--- Goal ---
Retype the listing that follows, exactly as written.

--- Given records ---
§ §

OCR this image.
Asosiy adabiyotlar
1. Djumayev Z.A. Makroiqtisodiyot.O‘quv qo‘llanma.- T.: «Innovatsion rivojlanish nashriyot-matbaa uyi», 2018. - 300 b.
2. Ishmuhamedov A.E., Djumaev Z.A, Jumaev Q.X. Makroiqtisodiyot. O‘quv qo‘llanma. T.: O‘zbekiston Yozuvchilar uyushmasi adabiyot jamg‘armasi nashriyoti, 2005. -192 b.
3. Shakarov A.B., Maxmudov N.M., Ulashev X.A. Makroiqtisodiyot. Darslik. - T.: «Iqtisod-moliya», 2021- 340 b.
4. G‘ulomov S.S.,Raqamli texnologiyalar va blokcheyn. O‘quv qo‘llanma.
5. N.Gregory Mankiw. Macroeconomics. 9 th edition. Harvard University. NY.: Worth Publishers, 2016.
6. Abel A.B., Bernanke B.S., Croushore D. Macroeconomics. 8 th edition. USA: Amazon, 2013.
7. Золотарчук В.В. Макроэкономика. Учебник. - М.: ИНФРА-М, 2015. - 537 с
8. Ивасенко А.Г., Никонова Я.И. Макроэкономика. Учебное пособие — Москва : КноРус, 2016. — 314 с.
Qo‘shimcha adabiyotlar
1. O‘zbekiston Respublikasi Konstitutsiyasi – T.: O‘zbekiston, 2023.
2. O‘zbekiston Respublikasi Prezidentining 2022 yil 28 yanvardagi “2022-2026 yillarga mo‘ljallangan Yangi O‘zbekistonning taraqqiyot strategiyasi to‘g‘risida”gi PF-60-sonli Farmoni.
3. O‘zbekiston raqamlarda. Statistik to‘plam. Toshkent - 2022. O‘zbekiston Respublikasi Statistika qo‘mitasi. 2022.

§ §

--- Solution to this task ---
OCR this image.
Asosiy adabiyotlar
1. Djumayev Z.A. Makroiqtisodiyot.O‘quv qo‘llanma.- T.: «Innovatsion rivojlanish nashriyot-matbaa uyi», 2018. - 300 b.
2. Ishmuhamedov A.E., Djumaev Z.A, Jumaev Q.X. Makroiqtisodiyot. O‘quv qo‘llanma. T.: O‘zbekiston Yozuvchilar uyushmasi adabiyot jamg‘armasi nashriyoti, 2005. -192 b.
3. Shakarov A.B., Maxmudov N.M., Ulashev X.A. Makroiqtisodiyot. Darslik. - T.: «Iqtisod-moliya», 2021- 340 b.
4. G‘ulomov S.S.,Raqamli texnologiyalar va blokcheyn. O‘quv qo‘llanma.
5. N.Gregory Mankiw. Macroeconomics. 9 th edition. Harvard University. NY.: Worth Publishers, 2016.
6. Abel A.B., Bernanke B.S., Croushore D. Macroeconomics. 8 th edition. USA: Amazon, 2013.
7. Золотарчук В.В. Макроэкономика. Учебник. - М.: ИНФРА-М, 2015. - 537 с
8. Ивасенко А.Г., Никонова Я.И. Макроэкономика. Учебное пособие — Москва : КноРус, 2016. — 314 с.
Qo‘shimcha adabiyotlar
1. O‘zbekiston Respublikasi Konstitutsiyasi – T.: O‘zbekiston, 2023.
2. O‘zbekiston Respublikasi Prezidentining 2022 yil 28 yanvardagi “2022-2026 yillarga mo‘ljallangan Yangi O‘zbekistonning taraqqiyot strategiyasi to‘g‘risida”gi PF-60-sonli Farmoni.
3. O‘zbekiston raqamlarda. Statistik to‘plam. Toshkent - 2022. O‘zbekiston Respublikasi Statistika qo‘mitasi. 2022.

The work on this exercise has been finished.